# EXERCISE INPUTS start

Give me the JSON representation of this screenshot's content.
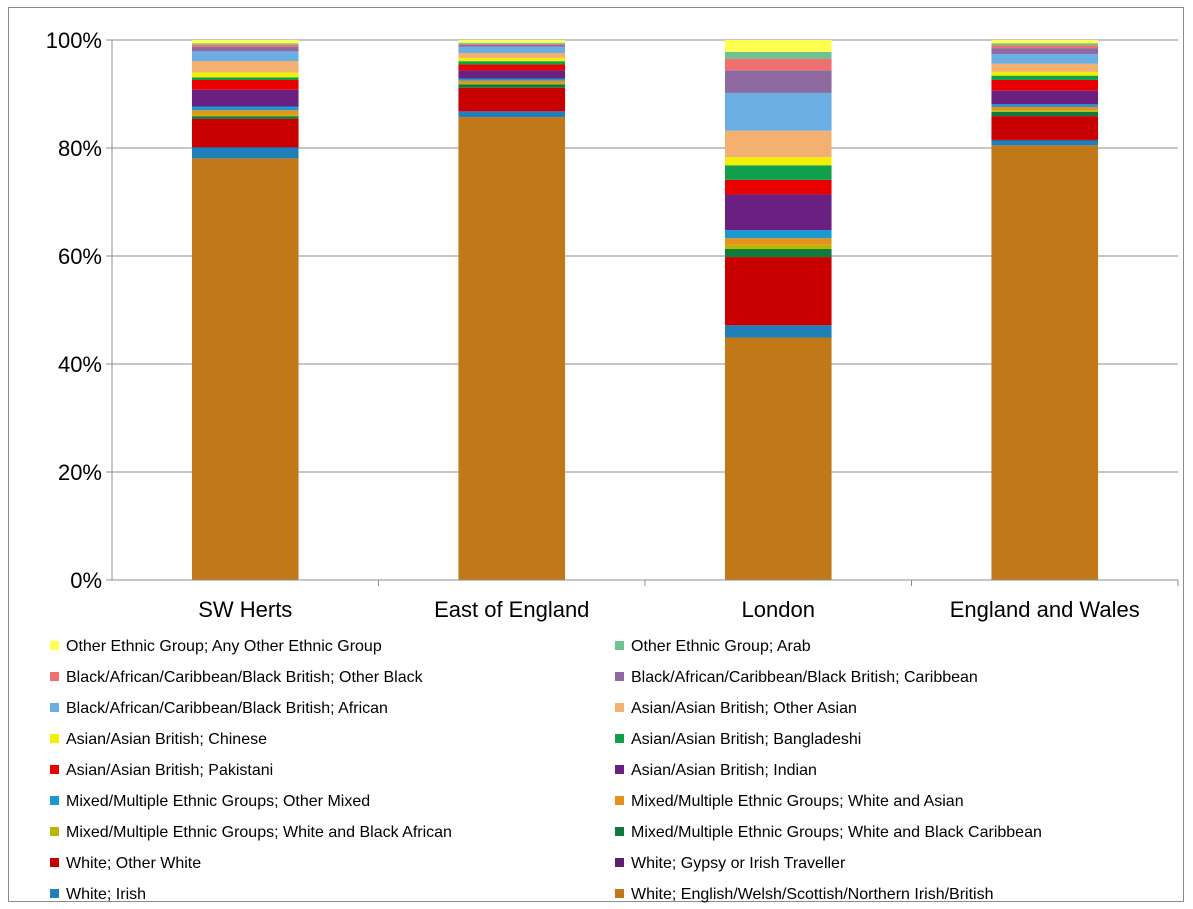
{
  "chart_data": {
    "type": "bar",
    "stacked": true,
    "percent": true,
    "title": "",
    "xlabel": "",
    "ylabel": "",
    "ylim": [
      0,
      100
    ],
    "yticks": [
      "0%",
      "20%",
      "40%",
      "60%",
      "80%",
      "100%"
    ],
    "grid": true,
    "legend_position": "bottom",
    "categories": [
      "SW Herts",
      "East of England",
      "London",
      "England and Wales"
    ],
    "series": [
      {
        "name": "White; English/Welsh/Scottish/Northern Irish/British",
        "color": "#C07818",
        "values": [
          78.0,
          85.3,
          44.9,
          80.5
        ]
      },
      {
        "name": "White; Irish",
        "color": "#1F80B8",
        "values": [
          2.0,
          1.0,
          2.2,
          0.9
        ]
      },
      {
        "name": "White; Gypsy or Irish Traveller",
        "color": "#5E1E6E",
        "values": [
          0.1,
          0.1,
          0.1,
          0.1
        ]
      },
      {
        "name": "White; Other White",
        "color": "#C80000",
        "values": [
          5.2,
          4.3,
          12.6,
          4.4
        ]
      },
      {
        "name": "Mixed/Multiple Ethnic Groups; White and Black Caribbean",
        "color": "#0F7A3C",
        "values": [
          0.5,
          0.6,
          1.5,
          0.8
        ]
      },
      {
        "name": "Mixed/Multiple Ethnic Groups; White and Black African",
        "color": "#B8B800",
        "values": [
          0.3,
          0.2,
          0.8,
          0.3
        ]
      },
      {
        "name": "Mixed/Multiple Ethnic Groups; White and Asian",
        "color": "#E8901C",
        "values": [
          0.8,
          0.5,
          1.2,
          0.6
        ]
      },
      {
        "name": "Mixed/Multiple Ethnic Groups; Other Mixed",
        "color": "#1A98D0",
        "values": [
          0.7,
          0.4,
          1.5,
          0.5
        ]
      },
      {
        "name": "Asian/Asian British; Indian",
        "color": "#6A2080",
        "values": [
          3.1,
          1.5,
          6.6,
          2.5
        ]
      },
      {
        "name": "Asian/Asian British; Pakistani",
        "color": "#E80000",
        "values": [
          1.8,
          1.1,
          2.7,
          2.0
        ]
      },
      {
        "name": "Asian/Asian British; Bangladeshi",
        "color": "#10A04C",
        "values": [
          0.5,
          0.6,
          2.7,
          0.8
        ]
      },
      {
        "name": "Asian/Asian British; Chinese",
        "color": "#F0F000",
        "values": [
          0.9,
          0.6,
          1.5,
          0.7
        ]
      },
      {
        "name": "Asian/Asian British; Other Asian",
        "color": "#F4B070",
        "values": [
          2.1,
          0.9,
          4.9,
          1.5
        ]
      },
      {
        "name": "Black/African/Caribbean/Black British; African",
        "color": "#6AAEE2",
        "values": [
          1.8,
          1.2,
          7.0,
          1.8
        ]
      },
      {
        "name": "Black/African/Caribbean/Black British; Caribbean",
        "color": "#8E6AA0",
        "values": [
          0.8,
          0.3,
          4.2,
          1.1
        ]
      },
      {
        "name": "Black/African/Caribbean/Black British; Other Black",
        "color": "#F07070",
        "values": [
          0.4,
          0.2,
          2.1,
          0.5
        ]
      },
      {
        "name": "Other Ethnic Group; Arab",
        "color": "#70C090",
        "values": [
          0.3,
          0.2,
          1.3,
          0.4
        ]
      },
      {
        "name": "Other Ethnic Group; Any Other Ethnic Group",
        "color": "#FFFF50",
        "values": [
          0.6,
          0.5,
          2.2,
          0.6
        ]
      }
    ]
  }
}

# EXERCISE INPUTS end

**TASK INSTRUCTIONS**
Each entry above is to be written out again unchanged, apart from the pictures, which are left out.

**TASK RESULT**
Give me the JSON representation of this screenshot's content.
{
  "chart_data": {
    "type": "bar",
    "stacked": true,
    "percent": true,
    "title": "",
    "xlabel": "",
    "ylabel": "",
    "ylim": [
      0,
      100
    ],
    "yticks": [
      "0%",
      "20%",
      "40%",
      "60%",
      "80%",
      "100%"
    ],
    "grid": true,
    "legend_position": "bottom",
    "categories": [
      "SW Herts",
      "East of England",
      "London",
      "England and Wales"
    ],
    "series": [
      {
        "name": "White; English/Welsh/Scottish/Northern Irish/British",
        "color": "#C07818",
        "values": [
          78.0,
          85.3,
          44.9,
          80.5
        ]
      },
      {
        "name": "White; Irish",
        "color": "#1F80B8",
        "values": [
          2.0,
          1.0,
          2.2,
          0.9
        ]
      },
      {
        "name": "White; Gypsy or Irish Traveller",
        "color": "#5E1E6E",
        "values": [
          0.1,
          0.1,
          0.1,
          0.1
        ]
      },
      {
        "name": "White; Other White",
        "color": "#C80000",
        "values": [
          5.2,
          4.3,
          12.6,
          4.4
        ]
      },
      {
        "name": "Mixed/Multiple Ethnic Groups; White and Black Caribbean",
        "color": "#0F7A3C",
        "values": [
          0.5,
          0.6,
          1.5,
          0.8
        ]
      },
      {
        "name": "Mixed/Multiple Ethnic Groups; White and Black African",
        "color": "#B8B800",
        "values": [
          0.3,
          0.2,
          0.8,
          0.3
        ]
      },
      {
        "name": "Mixed/Multiple Ethnic Groups; White and Asian",
        "color": "#E8901C",
        "values": [
          0.8,
          0.5,
          1.2,
          0.6
        ]
      },
      {
        "name": "Mixed/Multiple Ethnic Groups; Other Mixed",
        "color": "#1A98D0",
        "values": [
          0.7,
          0.4,
          1.5,
          0.5
        ]
      },
      {
        "name": "Asian/Asian British; Indian",
        "color": "#6A2080",
        "values": [
          3.1,
          1.5,
          6.6,
          2.5
        ]
      },
      {
        "name": "Asian/Asian British; Pakistani",
        "color": "#E80000",
        "values": [
          1.8,
          1.1,
          2.7,
          2.0
        ]
      },
      {
        "name": "Asian/Asian British; Bangladeshi",
        "color": "#10A04C",
        "values": [
          0.5,
          0.6,
          2.7,
          0.8
        ]
      },
      {
        "name": "Asian/Asian British; Chinese",
        "color": "#F0F000",
        "values": [
          0.9,
          0.6,
          1.5,
          0.7
        ]
      },
      {
        "name": "Asian/Asian British; Other Asian",
        "color": "#F4B070",
        "values": [
          2.1,
          0.9,
          4.9,
          1.5
        ]
      },
      {
        "name": "Black/African/Caribbean/Black British; African",
        "color": "#6AAEE2",
        "values": [
          1.8,
          1.2,
          7.0,
          1.8
        ]
      },
      {
        "name": "Black/African/Caribbean/Black British; Caribbean",
        "color": "#8E6AA0",
        "values": [
          0.8,
          0.3,
          4.2,
          1.1
        ]
      },
      {
        "name": "Black/African/Caribbean/Black British; Other Black",
        "color": "#F07070",
        "values": [
          0.4,
          0.2,
          2.1,
          0.5
        ]
      },
      {
        "name": "Other Ethnic Group; Arab",
        "color": "#70C090",
        "values": [
          0.3,
          0.2,
          1.3,
          0.4
        ]
      },
      {
        "name": "Other Ethnic Group; Any Other Ethnic Group",
        "color": "#FFFF50",
        "values": [
          0.6,
          0.5,
          2.2,
          0.6
        ]
      }
    ]
  }
}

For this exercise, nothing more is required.